Set exercise
Leaving out all pictures, transcribe exactly the lines between the line with "Serialize everything readable" and the last line of the records below, both included.

-- START Dataset entries --

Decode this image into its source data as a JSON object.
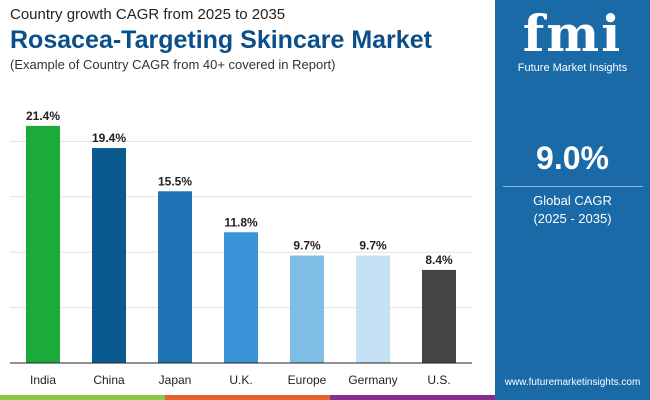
{
  "header": {
    "subtitle_top": "Country growth CAGR from 2025 to 2035",
    "title": "Rosacea-Targeting Skincare Market",
    "note": "(Example of Country CAGR from 40+ covered in Report)"
  },
  "panel": {
    "logo_text": "fmi",
    "brand": "Future Market Insights",
    "value": "9.0%",
    "label": "Global CAGR",
    "period": "(2025 - 2035)",
    "url": "www.futuremarketinsights.com"
  },
  "colors": {
    "panel": "#1a6aa8",
    "strip": [
      "#8dc641",
      "#e8602c",
      "#8a2d8c"
    ]
  },
  "chart_data": {
    "type": "bar",
    "categories": [
      "India",
      "China",
      "Japan",
      "U.K.",
      "Europe",
      "Germany",
      "U.S."
    ],
    "values": [
      21.4,
      19.4,
      15.5,
      11.8,
      9.7,
      9.7,
      8.4
    ],
    "labels": [
      "21.4%",
      "19.4%",
      "15.5%",
      "11.8%",
      "9.7%",
      "9.7%",
      "8.4%"
    ],
    "colors": [
      "#1aab3a",
      "#0b5a8f",
      "#1f74b5",
      "#3a94d8",
      "#7dbde6",
      "#c4e2f4",
      "#444444"
    ],
    "ylim": [
      0,
      25
    ],
    "grid": true,
    "gridstep": 5,
    "legend": "none"
  }
}
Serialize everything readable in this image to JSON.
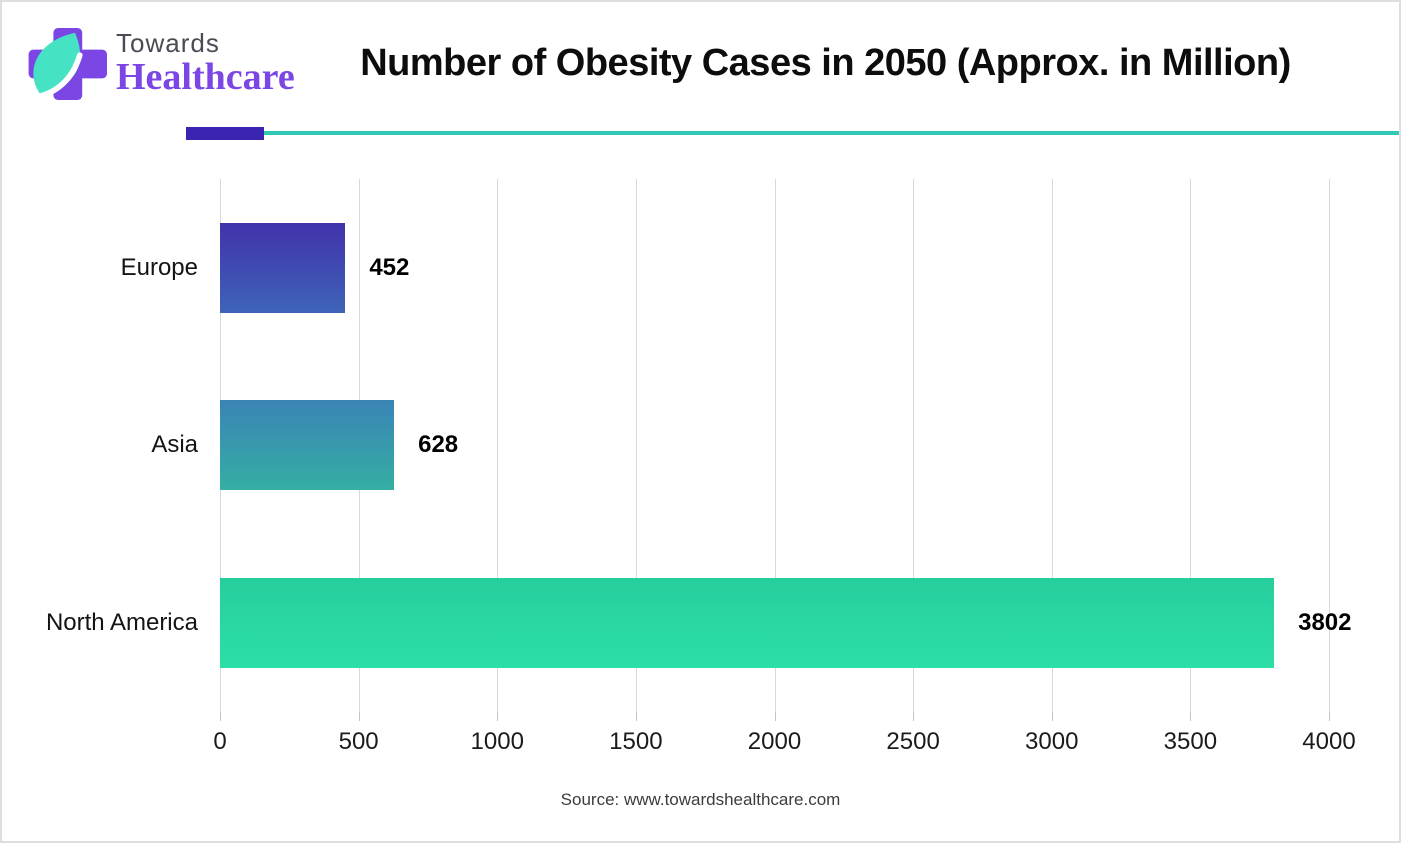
{
  "brand": {
    "name_top": "Towards",
    "name_bottom": "Healthcare"
  },
  "chart_data": {
    "type": "bar",
    "orientation": "horizontal",
    "title": "Number of Obesity Cases in 2050 (Approx. in Million)",
    "categories": [
      "Europe",
      "Asia",
      "North America"
    ],
    "values": [
      452,
      628,
      3802
    ],
    "value_labels": [
      "452",
      "628",
      "3802"
    ],
    "xlabel": "",
    "ylabel": "",
    "xlim": [
      0,
      4000
    ],
    "xticks": [
      0,
      500,
      1000,
      1500,
      2000,
      2500,
      3000,
      3500,
      4000
    ],
    "grid": "vertical",
    "legend": "none",
    "bar_gradients": [
      {
        "top": "#4132AB",
        "bottom": "#3E64B8"
      },
      {
        "top": "#3A84B6",
        "bottom": "#35AEA3"
      },
      {
        "top": "#27CE9D",
        "bottom": "#2CDFA7"
      }
    ]
  },
  "footer": {
    "source": "Source: www.towardshealthcare.com"
  },
  "theme": {
    "accent_purple": "#3B24B2",
    "accent_teal": "#2FC9B5",
    "brand_purple": "#7B46E3",
    "brand_gray": "#4B4B55",
    "leaf_mint": "#45E2C4",
    "grid_color": "#D9D9D9"
  }
}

-- END Dataset entries --

Correct response
Serialize everything readable in this image to JSON.
{
  "brand": {
    "name_top": "Towards",
    "name_bottom": "Healthcare"
  },
  "chart_data": {
    "type": "bar",
    "orientation": "horizontal",
    "title": "Number of Obesity Cases in 2050 (Approx. in Million)",
    "categories": [
      "Europe",
      "Asia",
      "North America"
    ],
    "values": [
      452,
      628,
      3802
    ],
    "value_labels": [
      "452",
      "628",
      "3802"
    ],
    "xlabel": "",
    "ylabel": "",
    "xlim": [
      0,
      4000
    ],
    "xticks": [
      0,
      500,
      1000,
      1500,
      2000,
      2500,
      3000,
      3500,
      4000
    ],
    "grid": "vertical",
    "legend": "none",
    "bar_gradients": [
      {
        "top": "#4132AB",
        "bottom": "#3E64B8"
      },
      {
        "top": "#3A84B6",
        "bottom": "#35AEA3"
      },
      {
        "top": "#27CE9D",
        "bottom": "#2CDFA7"
      }
    ]
  },
  "footer": {
    "source": "Source: www.towardshealthcare.com"
  },
  "theme": {
    "accent_purple": "#3B24B2",
    "accent_teal": "#2FC9B5",
    "brand_purple": "#7B46E3",
    "brand_gray": "#4B4B55",
    "leaf_mint": "#45E2C4",
    "grid_color": "#D9D9D9"
  }
}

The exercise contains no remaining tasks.